== PASSAGE PROVIDED ==

Looking at the pictures above, the picture on the left is a graphical representation of a "diode" or 2 element tube. It has a CATHODE (K), which emits electrons, and an ANODE (A), otherwise known as a PLATE (P), which collects the emitted electrons, allowing current to flow.

The picture on the right is a schematic representation of the same. The circle represents the glass envelope, and the elements are contained within. The Cathode shown here looks like an inverted "V", and the Plate looks like, well, a flat "plate" of metal.

What you see in the schematic on the right above is actually two circuits combined. We will now break these two circuits down, to simplify and show what is happening in each circuit.

Keep in mind that there are multiple theories on the flow of electricity. We will use the electron theory (negative to positive) first to describe how current flows through the tube. However, whenever describing how power gets to the tube, it may sometimes be easier to think in terms of conventional flow from positive to negative.

In the schematic to the left, arrows show the flow of electrons from the negative battery terminal, through the cathode of the tube, and back to the positive terminal of the battery to complete the circuit. The cathode gets red hot and glows. It gets so hot, that some of the electrons are thermionically emitted into the vacuum space directly around it, as shown by the little specks in the picture.

The Cathode, in this case, is directly heated by the high flow of electron current through it. An electrode which is directly heated in this manner is also called a heater or filament. Not all filaments or heaters are cathodes, and not all cathodes are heaters or filaments.

When a cathode is DIRECTLY heated, as this one is, then it is a heater / filament / cathode. Otherwise, tubes may have separate heaters & cathodes, in which case we say the cathode is INDIRECTLY heated.
Below are illustrations of both types of cathodes, so that you may understand them better.

As you can see from the schematic diagram, the circuit operates in the same manner, except the heater is separate from the cathode. This is done for several reasons, including increased reliability and longer life, less interference between signal and power supply stages, lower resistance, higher frequencies can be obtained, and ease of design.

Understanding the left side of the schematic gives us some insight to what happens when we apply voltage to the plate.

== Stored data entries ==
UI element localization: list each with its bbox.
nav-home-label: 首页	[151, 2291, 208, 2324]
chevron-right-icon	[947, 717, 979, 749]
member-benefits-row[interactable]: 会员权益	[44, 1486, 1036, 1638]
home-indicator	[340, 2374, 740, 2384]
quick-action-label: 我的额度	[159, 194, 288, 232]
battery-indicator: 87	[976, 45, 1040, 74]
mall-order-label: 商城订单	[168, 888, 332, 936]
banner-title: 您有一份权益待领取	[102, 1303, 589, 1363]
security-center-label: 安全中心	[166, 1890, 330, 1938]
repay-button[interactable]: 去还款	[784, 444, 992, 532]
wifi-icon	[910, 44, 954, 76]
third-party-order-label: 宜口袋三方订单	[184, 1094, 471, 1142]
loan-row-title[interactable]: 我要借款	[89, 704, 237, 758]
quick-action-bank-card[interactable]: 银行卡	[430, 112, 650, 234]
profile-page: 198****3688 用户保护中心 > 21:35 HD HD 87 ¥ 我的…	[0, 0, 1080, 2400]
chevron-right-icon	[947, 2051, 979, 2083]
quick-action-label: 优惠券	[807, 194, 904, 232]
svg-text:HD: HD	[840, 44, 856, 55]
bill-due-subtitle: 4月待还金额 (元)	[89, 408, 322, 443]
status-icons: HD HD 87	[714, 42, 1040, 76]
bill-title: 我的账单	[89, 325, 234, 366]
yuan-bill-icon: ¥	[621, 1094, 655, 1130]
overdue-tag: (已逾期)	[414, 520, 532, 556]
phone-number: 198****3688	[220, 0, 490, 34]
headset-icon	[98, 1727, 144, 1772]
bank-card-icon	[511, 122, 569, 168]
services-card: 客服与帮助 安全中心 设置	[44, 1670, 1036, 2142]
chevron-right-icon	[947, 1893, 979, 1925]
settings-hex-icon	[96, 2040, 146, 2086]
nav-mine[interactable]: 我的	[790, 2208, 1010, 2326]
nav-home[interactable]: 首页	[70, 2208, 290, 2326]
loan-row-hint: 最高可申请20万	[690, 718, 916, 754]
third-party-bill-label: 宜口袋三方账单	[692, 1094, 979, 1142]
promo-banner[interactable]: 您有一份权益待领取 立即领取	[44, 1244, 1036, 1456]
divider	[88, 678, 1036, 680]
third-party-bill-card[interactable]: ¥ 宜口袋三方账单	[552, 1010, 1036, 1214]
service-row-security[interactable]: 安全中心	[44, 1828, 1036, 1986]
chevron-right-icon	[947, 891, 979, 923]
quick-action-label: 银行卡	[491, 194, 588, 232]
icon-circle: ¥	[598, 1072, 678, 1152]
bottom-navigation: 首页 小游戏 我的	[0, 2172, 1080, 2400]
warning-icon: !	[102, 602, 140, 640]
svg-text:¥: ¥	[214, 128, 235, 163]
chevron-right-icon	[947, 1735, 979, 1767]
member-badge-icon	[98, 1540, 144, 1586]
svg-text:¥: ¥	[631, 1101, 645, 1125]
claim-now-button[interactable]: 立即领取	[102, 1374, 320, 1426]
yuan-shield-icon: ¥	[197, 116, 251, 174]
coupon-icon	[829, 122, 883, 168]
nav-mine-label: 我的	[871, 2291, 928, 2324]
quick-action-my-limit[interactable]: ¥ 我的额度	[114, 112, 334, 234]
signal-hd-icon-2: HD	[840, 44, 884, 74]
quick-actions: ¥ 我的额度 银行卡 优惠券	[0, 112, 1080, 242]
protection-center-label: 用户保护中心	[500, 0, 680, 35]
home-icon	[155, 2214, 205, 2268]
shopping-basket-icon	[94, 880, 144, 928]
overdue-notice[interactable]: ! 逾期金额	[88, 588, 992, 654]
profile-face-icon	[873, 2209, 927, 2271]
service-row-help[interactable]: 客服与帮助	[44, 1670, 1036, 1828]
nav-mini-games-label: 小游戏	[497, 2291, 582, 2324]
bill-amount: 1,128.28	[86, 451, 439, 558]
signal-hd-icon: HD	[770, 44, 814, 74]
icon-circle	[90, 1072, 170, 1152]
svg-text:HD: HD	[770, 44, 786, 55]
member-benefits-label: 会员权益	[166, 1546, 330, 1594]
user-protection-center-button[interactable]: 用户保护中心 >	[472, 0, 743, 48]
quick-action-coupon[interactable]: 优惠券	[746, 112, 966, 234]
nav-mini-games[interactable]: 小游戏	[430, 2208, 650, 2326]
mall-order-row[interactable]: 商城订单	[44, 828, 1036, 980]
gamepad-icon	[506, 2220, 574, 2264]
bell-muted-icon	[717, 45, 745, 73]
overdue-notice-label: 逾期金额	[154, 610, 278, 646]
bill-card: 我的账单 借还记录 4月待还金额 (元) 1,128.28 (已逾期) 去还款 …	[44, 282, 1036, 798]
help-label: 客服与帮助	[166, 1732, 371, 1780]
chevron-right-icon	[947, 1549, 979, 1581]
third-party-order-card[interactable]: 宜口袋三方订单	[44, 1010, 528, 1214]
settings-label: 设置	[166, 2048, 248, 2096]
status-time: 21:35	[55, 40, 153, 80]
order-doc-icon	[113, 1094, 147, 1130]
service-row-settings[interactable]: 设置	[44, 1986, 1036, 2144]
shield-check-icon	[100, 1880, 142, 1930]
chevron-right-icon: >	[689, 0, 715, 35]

== BRIEF A ==
In the passage on vacuum tube diodes, what reasons does it give for making the heater separate from the cathode? List them in order.
== BRIEF B ==
Resume the passage on vacuum tube diodes at the point where it stops.
The rows are separate material and have no connection to the passage above them.

== ANSWER A ==
1. Increased reliability and longer life
2. Less interference between signal and power supply stages
3. Lower resistance
4. Higher frequencies can be obtained
5. Ease of design

== ANSWER B ==
By applying a positive voltage to the plate, a current can be observed on the Current Meter ( also called an Ammeter ), indicating that the circuit is complete between the two terminals of the battery. So by the indication of current flow on the Ammeter, we can assume that there is a complete loop formed via the plate! The electrons leave the negative side of the battery, and are emitted by the cathode of the tube. They are then collected by the anode (plate) and returned to the positive side of the battery. Edison noted that if the polarity of this battery is reversed, so that a negative voltage is applied to the plate, no current flowed. It was surmised from this, that current only flows in one direction within a vacuum - from negative to positive.

Assuming you are craft and oriented, you could actually use the knowledge in this page to begin building your own tubes. Let's face it - the first tubes were ALL hand made. That being said, I do not send you to other people's pages often, but this one may be of interest to those of you wanting to try your hand at building your own tubes. The man's name is Claude Pailliard, and his website is primarily in Italian. However, all the necessary info/parameters can be found there, and at the bottom of his Main Page you can find a video of him actually producing tubes in his home lab. Very interesting.

# Tube Theory - The Diode

Both of the schematics above show the operation of a diode tube. Now let's study a little about the theory of its use.

While not the only use for a diode, the most common use is that of RECTIFICATION . Rectification is just a big fancy word for changing Alternating Current into Direct Current. A RECTIFIER turns AC into DC, and a diode is an excellent rectifier.

This is because it only allows electrical current to pass through the plate circuit in one direction.

Let us examine what happens when we apply an alternating current to the plate circuit.

We replace the battery in the plate circuit with an AC generator. The AC generator creates electrical voltage which swings from a positive to a negative potential each cycle. When the generator's terminal on the cathode side swings negative, the the one on the plate side swings positive. This energises the tube such that the cathode is negative and the plate is positive. The electrons floating about in the electron cloud are repelled by the negative cathode. At the same time, they are attracted to the positive potential of the plate. For this reason, they travel through the vacuum to the plate. These electrons then go through the Ammeter, making it read current flow, and continue onward to the load resistor. Finally they reach the most positive point in the circuit - the positive terminal of the battery. They are drawn to the positive, much like a South pole magnet is drawn to a North pole magnet, and they will move toward each other until they meet.

When, however, the AC generator reverses (alternates) its polarity, such that the generator's cathode side terminal swings positive, and the plate side swings negative - look what
happens !!

With the cathode being positive, the electron cloud collapses, and no electrons are present to cross over to the plate. Because the plate is not heated to thermonic emission, it does not radiate electrons, and so will not allow current to flow. Current flow stops at the plate.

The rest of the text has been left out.